To be done: Set down the full listing exactly as given. Any pictures are to be left out.

[Dataset entries on figures]
* * * * * * * * *

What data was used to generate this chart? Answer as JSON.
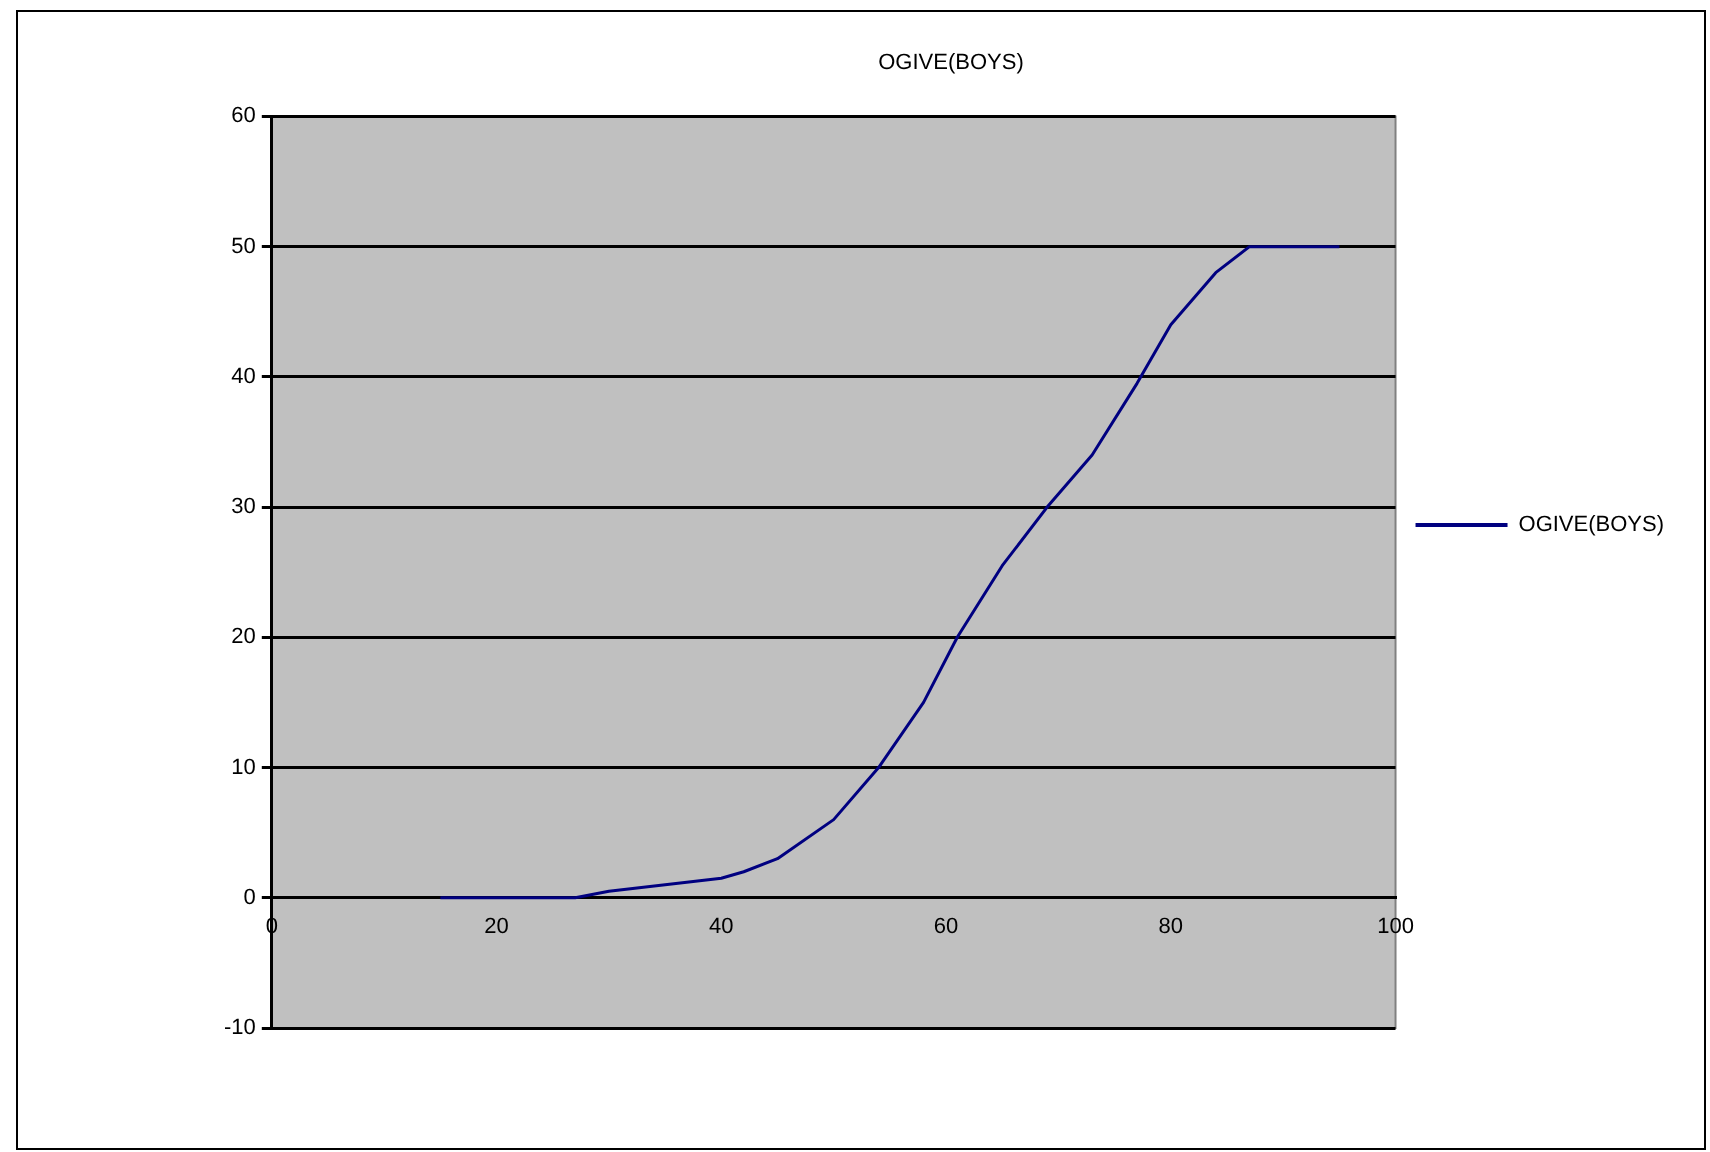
{
  "chart_data": {
    "type": "line",
    "title": "OGIVE(BOYS)",
    "x": [
      15,
      25,
      27,
      30,
      35,
      40,
      42,
      45,
      50,
      54,
      58,
      61,
      65,
      69,
      73,
      77,
      80,
      84,
      87,
      95
    ],
    "series": [
      {
        "name": "OGIVE(BOYS)",
        "color": "#000080",
        "values": [
          0,
          0,
          0,
          0.5,
          1,
          1.5,
          2,
          3,
          6,
          10,
          15,
          20,
          25.5,
          30,
          34,
          39.5,
          44,
          48,
          50,
          50
        ]
      }
    ],
    "xlim": [
      0,
      100
    ],
    "xticks": [
      0,
      20,
      40,
      60,
      80,
      100
    ],
    "ylim": [
      -10,
      60
    ],
    "yticks": [
      -10,
      0,
      10,
      20,
      30,
      40,
      50,
      60
    ],
    "grid": "y",
    "legend": "right",
    "marker": "none",
    "line_style": "solid"
  }
}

* * * * * * * * *

Task solution:
What data was used to generate this chart? Answer as JSON.
{
  "chart_data": {
    "type": "line",
    "title": "OGIVE(BOYS)",
    "x": [
      15,
      25,
      27,
      30,
      35,
      40,
      42,
      45,
      50,
      54,
      58,
      61,
      65,
      69,
      73,
      77,
      80,
      84,
      87,
      95
    ],
    "series": [
      {
        "name": "OGIVE(BOYS)",
        "color": "#000080",
        "values": [
          0,
          0,
          0,
          0.5,
          1,
          1.5,
          2,
          3,
          6,
          10,
          15,
          20,
          25.5,
          30,
          34,
          39.5,
          44,
          48,
          50,
          50
        ]
      }
    ],
    "xlim": [
      0,
      100
    ],
    "xticks": [
      0,
      20,
      40,
      60,
      80,
      100
    ],
    "ylim": [
      -10,
      60
    ],
    "yticks": [
      -10,
      0,
      10,
      20,
      30,
      40,
      50,
      60
    ],
    "grid": "y",
    "legend": "right",
    "marker": "none",
    "line_style": "solid"
  }
}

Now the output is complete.